| REQUIREMENTS |
Extract the full listing below without altering a single character.
<<<<
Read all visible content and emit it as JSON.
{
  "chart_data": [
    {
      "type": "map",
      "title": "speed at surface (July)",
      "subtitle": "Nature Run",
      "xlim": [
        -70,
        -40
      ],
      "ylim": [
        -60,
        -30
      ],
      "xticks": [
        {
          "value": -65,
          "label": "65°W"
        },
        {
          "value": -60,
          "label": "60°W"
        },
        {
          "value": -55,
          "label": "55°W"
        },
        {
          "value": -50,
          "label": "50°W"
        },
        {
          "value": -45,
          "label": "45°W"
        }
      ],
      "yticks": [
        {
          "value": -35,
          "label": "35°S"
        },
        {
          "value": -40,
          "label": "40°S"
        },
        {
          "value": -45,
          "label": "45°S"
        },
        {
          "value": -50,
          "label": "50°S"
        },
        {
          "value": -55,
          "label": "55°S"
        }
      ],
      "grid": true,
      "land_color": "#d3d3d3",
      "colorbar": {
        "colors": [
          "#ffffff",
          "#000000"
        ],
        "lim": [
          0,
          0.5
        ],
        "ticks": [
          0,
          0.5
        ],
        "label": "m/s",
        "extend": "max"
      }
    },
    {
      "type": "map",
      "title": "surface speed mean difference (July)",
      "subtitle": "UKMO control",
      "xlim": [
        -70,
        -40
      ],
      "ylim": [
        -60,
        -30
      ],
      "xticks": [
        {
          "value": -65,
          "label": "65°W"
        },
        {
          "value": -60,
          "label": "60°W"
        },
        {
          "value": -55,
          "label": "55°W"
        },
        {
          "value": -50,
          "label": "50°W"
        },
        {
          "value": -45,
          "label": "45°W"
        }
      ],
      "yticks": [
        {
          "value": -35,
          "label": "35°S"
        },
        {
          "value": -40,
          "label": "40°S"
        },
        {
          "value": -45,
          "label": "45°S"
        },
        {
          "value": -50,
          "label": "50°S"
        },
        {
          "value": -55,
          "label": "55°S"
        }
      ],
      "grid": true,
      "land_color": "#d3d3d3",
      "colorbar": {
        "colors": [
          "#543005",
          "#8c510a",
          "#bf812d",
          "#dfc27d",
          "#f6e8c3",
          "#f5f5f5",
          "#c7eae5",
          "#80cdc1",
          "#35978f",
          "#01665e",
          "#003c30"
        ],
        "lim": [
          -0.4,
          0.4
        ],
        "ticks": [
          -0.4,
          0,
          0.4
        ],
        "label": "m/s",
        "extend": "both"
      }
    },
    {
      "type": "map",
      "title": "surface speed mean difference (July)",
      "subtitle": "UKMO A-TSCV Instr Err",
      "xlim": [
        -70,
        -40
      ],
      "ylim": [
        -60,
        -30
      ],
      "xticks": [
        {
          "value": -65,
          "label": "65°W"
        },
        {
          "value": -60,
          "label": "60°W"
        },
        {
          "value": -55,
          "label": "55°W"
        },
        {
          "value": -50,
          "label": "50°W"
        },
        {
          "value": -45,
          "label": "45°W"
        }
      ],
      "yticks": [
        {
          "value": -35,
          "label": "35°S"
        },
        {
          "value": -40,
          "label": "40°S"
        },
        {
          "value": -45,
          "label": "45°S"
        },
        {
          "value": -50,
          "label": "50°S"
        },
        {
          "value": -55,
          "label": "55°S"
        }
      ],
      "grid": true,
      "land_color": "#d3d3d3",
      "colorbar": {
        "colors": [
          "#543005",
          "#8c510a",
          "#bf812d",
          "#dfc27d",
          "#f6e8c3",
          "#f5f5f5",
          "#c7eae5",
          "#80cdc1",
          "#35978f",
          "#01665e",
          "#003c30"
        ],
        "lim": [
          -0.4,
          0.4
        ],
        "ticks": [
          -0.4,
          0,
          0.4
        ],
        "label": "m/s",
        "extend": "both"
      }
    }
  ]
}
>>>>
| EXERCISE OUTPUT |
Read all visible content and emit it as JSON.
{
  "chart_data": [
    {
      "type": "map",
      "title": "speed at surface (July)",
      "subtitle": "Nature Run",
      "xlim": [
        -70,
        -40
      ],
      "ylim": [
        -60,
        -30
      ],
      "xticks": [
        {
          "value": -65,
          "label": "65°W"
        },
        {
          "value": -60,
          "label": "60°W"
        },
        {
          "value": -55,
          "label": "55°W"
        },
        {
          "value": -50,
          "label": "50°W"
        },
        {
          "value": -45,
          "label": "45°W"
        }
      ],
      "yticks": [
        {
          "value": -35,
          "label": "35°S"
        },
        {
          "value": -40,
          "label": "40°S"
        },
        {
          "value": -45,
          "label": "45°S"
        },
        {
          "value": -50,
          "label": "50°S"
        },
        {
          "value": -55,
          "label": "55°S"
        }
      ],
      "grid": true,
      "land_color": "#d3d3d3",
      "colorbar": {
        "colors": [
          "#ffffff",
          "#000000"
        ],
        "lim": [
          0,
          0.5
        ],
        "ticks": [
          0,
          0.5
        ],
        "label": "m/s",
        "extend": "max"
      }
    },
    {
      "type": "map",
      "title": "surface speed mean difference (July)",
      "subtitle": "UKMO control",
      "xlim": [
        -70,
        -40
      ],
      "ylim": [
        -60,
        -30
      ],
      "xticks": [
        {
          "value": -65,
          "label": "65°W"
        },
        {
          "value": -60,
          "label": "60°W"
        },
        {
          "value": -55,
          "label": "55°W"
        },
        {
          "value": -50,
          "label": "50°W"
        },
        {
          "value": -45,
          "label": "45°W"
        }
      ],
      "yticks": [
        {
          "value": -35,
          "label": "35°S"
        },
        {
          "value": -40,
          "label": "40°S"
        },
        {
          "value": -45,
          "label": "45°S"
        },
        {
          "value": -50,
          "label": "50°S"
        },
        {
          "value": -55,
          "label": "55°S"
        }
      ],
      "grid": true,
      "land_color": "#d3d3d3",
      "colorbar": {
        "colors": [
          "#543005",
          "#8c510a",
          "#bf812d",
          "#dfc27d",
          "#f6e8c3",
          "#f5f5f5",
          "#c7eae5",
          "#80cdc1",
          "#35978f",
          "#01665e",
          "#003c30"
        ],
        "lim": [
          -0.4,
          0.4
        ],
        "ticks": [
          -0.4,
          0,
          0.4
        ],
        "label": "m/s",
        "extend": "both"
      }
    },
    {
      "type": "map",
      "title": "surface speed mean difference (July)",
      "subtitle": "UKMO A-TSCV Instr Err",
      "xlim": [
        -70,
        -40
      ],
      "ylim": [
        -60,
        -30
      ],
      "xticks": [
        {
          "value": -65,
          "label": "65°W"
        },
        {
          "value": -60,
          "label": "60°W"
        },
        {
          "value": -55,
          "label": "55°W"
        },
        {
          "value": -50,
          "label": "50°W"
        },
        {
          "value": -45,
          "label": "45°W"
        }
      ],
      "yticks": [
        {
          "value": -35,
          "label": "35°S"
        },
        {
          "value": -40,
          "label": "40°S"
        },
        {
          "value": -45,
          "label": "45°S"
        },
        {
          "value": -50,
          "label": "50°S"
        },
        {
          "value": -55,
          "label": "55°S"
        }
      ],
      "grid": true,
      "land_color": "#d3d3d3",
      "colorbar": {
        "colors": [
          "#543005",
          "#8c510a",
          "#bf812d",
          "#dfc27d",
          "#f6e8c3",
          "#f5f5f5",
          "#c7eae5",
          "#80cdc1",
          "#35978f",
          "#01665e",
          "#003c30"
        ],
        "lim": [
          -0.4,
          0.4
        ],
        "ticks": [
          -0.4,
          0,
          0.4
        ],
        "label": "m/s",
        "extend": "both"
      }
    }
  ]
}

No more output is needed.